If your clay sticks to the rolling pin or work surface, try rolling it out on a piece of parchment paper or lightly dusting your tools with cornstarch.
Step 2: Molding and Drying
-
Prepare the mold:
Take a small bowl that has a curve you like. Line the inside with plastic wrap to prevent the clay from sticking. -
Form the curve:
Gently lift your clay circle and press it into the lined bowl. Smooth it down so it takes on the bowl’s concave shape, but don’t press so hard that you thin the clay out. -
Let it dry:
Allow the clay to dry completely in a cool, dry place. This usually takes 24-48 hours. I find flipping it over halfway through helps the bottom dry evenly. -
Remove and sand:
Once fully dry and hard, pop the clay out of the mold. Use medium-grit sandpaper to smooth out any major bumps, then switch to fine grit for a polished finish.
Step 3: Painting the Design
-
Mark the sections:
Lightly draw a curved line across the dish with a pencil, separating about one-third of the area for the white section. -
Apply the white base:
Paint the smaller marked section with titanium white acrylic paint. You may need two coats to ensure it is opaque and bright. -
Apply the blue base:
Paint the larger remaining section with deep ultramarine blue. Carefully paint along the curved line where it meets the white to keep a crisp edge. -
Paint the exterior:
Flip the bowl over and replicate the pattern on the outside, matching the lines so the color blocks wrap around the rim seamlessly.
Gilded Edge
For an extra touch of elegance, paint the very top rim of the bowl with gold acrylic paint or metallic leaf to frame the contrasting colors.
Step 4: Adding Details & Finish
-
Create the splatter:
Dip an old toothbrush into white paint (slightly thinned with water). Hold it over the blue section and run your thumb across the bristles to flick tiny white speckles onto the dark blue. -
Add larger stars:
Using a fine detail brush, hand-paint a few larger dots and random jagged lines on the blue section to mimic constellations or lightning cracks. -
Add speckles to white:
Clean your toothbrush and dip it into a bit of light brown or beige paint. Flick this very lightly over the white section to give it a speckled, stony ceramic look. -
Seal the piece:
Once all paint is completely dry, apply a coat of matte varnish over the entire dish to protect the paint and give it a finished, durable surface.
Now you have a stunning, handcrafted dish ready to cradle your favorite rings and trinkets
Blue Whale Phone Stand

This adorable blue whale phone stand combines functionality with oceanic charm, featuring a glossy, speckled glaze finish that mimics sea spray. Sculpted from clay and mounted on a simple wooden base, it holds your device securely while adding a splash of personality to your desk.
Step-by-Step
Materials
- Polymer clay or air-dry clay (white or light grey)

EXCERPTED DATA:

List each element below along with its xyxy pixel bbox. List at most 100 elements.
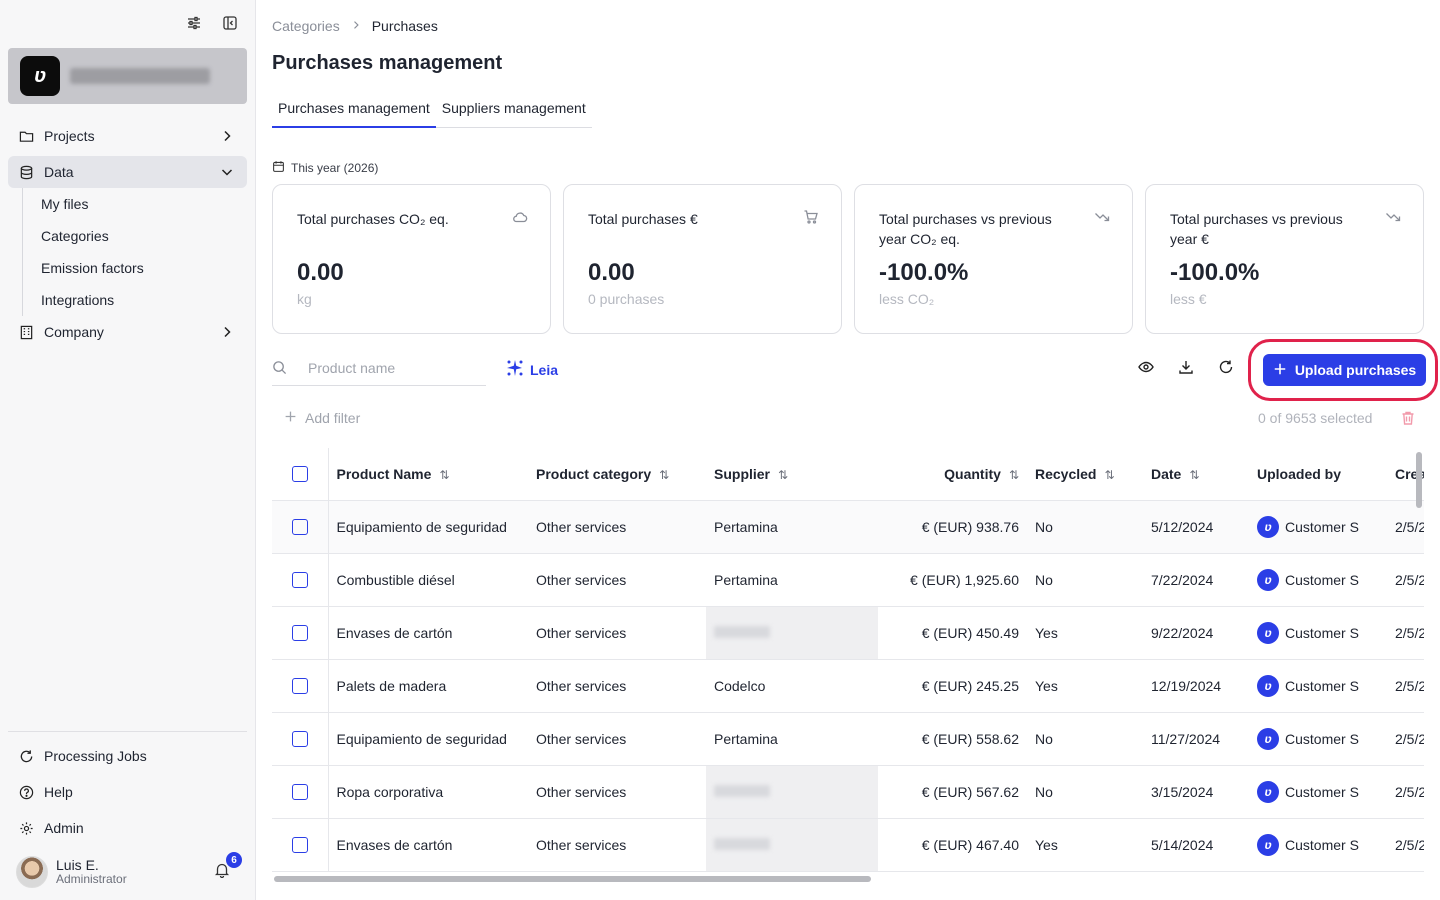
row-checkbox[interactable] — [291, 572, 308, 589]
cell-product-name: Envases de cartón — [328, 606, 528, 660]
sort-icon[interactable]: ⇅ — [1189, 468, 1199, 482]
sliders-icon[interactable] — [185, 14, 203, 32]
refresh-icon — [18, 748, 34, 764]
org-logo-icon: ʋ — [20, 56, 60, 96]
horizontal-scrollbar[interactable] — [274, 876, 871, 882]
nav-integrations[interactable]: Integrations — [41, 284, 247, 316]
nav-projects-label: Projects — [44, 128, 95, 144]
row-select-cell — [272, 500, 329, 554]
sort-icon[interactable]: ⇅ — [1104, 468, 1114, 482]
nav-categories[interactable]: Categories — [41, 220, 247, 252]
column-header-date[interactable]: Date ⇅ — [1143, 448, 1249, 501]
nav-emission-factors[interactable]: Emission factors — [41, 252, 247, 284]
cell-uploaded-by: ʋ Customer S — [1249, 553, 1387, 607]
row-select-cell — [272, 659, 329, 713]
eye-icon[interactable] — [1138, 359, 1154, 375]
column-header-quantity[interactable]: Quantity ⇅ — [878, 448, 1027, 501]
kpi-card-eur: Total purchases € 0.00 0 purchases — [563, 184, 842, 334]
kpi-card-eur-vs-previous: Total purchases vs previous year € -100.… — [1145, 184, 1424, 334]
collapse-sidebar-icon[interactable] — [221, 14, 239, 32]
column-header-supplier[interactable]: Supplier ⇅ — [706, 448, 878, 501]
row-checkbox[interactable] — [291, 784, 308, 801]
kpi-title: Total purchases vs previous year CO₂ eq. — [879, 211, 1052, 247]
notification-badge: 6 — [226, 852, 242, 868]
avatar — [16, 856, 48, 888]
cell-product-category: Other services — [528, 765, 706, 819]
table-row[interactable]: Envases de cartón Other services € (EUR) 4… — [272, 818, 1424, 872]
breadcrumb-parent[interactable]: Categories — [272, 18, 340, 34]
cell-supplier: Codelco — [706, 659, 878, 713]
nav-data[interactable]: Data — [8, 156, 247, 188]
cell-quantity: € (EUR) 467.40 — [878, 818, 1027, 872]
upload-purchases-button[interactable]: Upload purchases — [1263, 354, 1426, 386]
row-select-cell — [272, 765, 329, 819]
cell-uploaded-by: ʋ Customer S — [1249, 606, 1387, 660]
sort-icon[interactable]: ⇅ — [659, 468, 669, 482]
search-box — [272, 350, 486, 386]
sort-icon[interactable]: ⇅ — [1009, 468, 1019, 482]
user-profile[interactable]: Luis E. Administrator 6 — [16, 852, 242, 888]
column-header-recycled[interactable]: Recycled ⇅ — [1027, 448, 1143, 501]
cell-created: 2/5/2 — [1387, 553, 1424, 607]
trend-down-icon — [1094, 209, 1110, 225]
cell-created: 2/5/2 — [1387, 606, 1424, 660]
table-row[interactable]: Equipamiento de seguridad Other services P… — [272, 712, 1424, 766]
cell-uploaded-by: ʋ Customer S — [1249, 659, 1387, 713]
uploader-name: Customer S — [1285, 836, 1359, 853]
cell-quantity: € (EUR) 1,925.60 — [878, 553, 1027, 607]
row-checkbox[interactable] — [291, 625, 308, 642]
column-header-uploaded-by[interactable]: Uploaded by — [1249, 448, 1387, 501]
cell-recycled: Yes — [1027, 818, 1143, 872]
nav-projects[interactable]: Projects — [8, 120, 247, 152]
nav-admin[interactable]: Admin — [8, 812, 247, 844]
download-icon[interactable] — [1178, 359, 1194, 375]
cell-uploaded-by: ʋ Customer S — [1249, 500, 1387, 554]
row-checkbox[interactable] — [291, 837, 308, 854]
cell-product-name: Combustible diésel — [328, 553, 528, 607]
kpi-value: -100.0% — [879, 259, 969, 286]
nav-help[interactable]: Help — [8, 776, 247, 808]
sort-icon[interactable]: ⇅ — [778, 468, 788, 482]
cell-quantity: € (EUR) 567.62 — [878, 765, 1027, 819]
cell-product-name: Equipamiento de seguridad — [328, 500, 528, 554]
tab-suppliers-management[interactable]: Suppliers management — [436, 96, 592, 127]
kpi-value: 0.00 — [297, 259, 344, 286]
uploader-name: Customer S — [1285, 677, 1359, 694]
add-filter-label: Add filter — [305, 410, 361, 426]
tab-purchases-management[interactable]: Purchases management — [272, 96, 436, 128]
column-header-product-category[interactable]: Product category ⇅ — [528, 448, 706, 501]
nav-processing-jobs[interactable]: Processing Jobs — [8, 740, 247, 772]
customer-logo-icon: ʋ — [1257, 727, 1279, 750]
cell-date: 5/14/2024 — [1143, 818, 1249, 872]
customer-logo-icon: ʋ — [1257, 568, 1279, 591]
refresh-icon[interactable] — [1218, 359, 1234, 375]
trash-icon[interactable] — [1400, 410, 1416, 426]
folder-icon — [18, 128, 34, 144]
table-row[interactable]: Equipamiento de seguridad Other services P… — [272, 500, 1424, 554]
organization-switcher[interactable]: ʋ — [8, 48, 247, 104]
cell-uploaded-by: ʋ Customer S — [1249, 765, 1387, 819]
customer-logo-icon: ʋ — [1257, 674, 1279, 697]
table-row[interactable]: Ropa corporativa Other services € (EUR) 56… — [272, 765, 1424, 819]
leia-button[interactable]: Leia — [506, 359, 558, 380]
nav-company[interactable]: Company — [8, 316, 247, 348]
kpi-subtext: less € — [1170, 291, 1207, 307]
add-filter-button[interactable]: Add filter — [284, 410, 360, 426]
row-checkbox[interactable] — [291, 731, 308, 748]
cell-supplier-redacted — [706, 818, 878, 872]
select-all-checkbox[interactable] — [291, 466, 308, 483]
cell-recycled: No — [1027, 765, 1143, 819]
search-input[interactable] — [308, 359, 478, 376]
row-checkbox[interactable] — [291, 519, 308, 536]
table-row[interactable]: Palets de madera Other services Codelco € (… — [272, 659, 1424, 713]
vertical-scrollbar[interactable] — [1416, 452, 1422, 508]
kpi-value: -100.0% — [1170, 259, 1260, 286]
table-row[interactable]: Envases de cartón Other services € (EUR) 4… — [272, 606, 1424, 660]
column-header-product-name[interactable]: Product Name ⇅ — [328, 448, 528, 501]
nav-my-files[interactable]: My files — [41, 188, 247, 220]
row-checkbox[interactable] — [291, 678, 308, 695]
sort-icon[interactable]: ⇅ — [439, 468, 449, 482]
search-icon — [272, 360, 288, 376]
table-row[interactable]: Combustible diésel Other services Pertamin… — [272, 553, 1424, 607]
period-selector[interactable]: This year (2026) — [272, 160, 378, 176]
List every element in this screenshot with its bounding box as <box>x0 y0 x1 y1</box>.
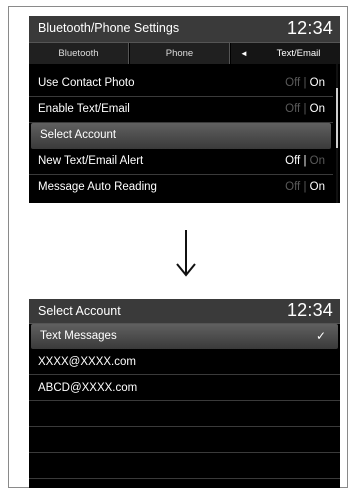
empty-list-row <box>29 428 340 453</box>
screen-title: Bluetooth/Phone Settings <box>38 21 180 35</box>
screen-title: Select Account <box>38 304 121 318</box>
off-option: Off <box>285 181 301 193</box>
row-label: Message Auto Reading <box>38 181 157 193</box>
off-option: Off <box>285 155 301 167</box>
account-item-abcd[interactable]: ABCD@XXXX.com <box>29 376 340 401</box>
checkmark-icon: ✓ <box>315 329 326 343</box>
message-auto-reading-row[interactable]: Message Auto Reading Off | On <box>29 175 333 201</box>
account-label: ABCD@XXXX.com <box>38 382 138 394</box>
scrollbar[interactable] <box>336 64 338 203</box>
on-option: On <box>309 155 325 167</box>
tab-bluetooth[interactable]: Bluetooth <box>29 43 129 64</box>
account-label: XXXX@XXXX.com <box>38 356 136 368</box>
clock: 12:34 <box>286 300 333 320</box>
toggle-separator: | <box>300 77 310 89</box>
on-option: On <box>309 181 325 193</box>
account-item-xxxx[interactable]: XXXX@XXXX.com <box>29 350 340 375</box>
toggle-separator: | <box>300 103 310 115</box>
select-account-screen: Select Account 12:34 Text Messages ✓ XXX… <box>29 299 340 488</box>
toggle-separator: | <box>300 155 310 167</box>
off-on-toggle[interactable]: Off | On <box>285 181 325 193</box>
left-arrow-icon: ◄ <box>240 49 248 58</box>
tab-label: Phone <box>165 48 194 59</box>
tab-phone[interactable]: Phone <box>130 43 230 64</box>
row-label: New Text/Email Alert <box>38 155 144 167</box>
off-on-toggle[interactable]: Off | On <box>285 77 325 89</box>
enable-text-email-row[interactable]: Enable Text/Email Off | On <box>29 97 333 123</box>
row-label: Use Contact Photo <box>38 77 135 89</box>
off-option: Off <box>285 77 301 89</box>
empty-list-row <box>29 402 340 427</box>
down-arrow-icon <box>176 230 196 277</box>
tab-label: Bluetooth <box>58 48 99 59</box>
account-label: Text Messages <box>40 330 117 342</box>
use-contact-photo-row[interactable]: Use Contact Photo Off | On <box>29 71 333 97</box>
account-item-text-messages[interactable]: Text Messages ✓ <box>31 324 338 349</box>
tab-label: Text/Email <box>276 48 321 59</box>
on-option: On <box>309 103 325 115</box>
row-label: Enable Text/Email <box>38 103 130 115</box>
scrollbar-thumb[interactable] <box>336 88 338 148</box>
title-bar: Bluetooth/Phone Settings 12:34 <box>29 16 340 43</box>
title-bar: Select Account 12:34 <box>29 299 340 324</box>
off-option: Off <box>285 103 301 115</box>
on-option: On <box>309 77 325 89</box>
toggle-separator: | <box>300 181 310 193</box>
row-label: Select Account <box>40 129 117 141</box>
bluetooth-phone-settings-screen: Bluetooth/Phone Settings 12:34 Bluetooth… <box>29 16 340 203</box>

TASK STATEMENT: Give everything in the clay craft instructions from "If your clay" down to "tools with cornstarch." again, switching "parchment paper" to "wax paper".

TASK OUTPUT:
If your clay sticks to the rolling pin or work surface, try rolling it out on a piece of wax paper or lightly dusting your tools with cornstarch.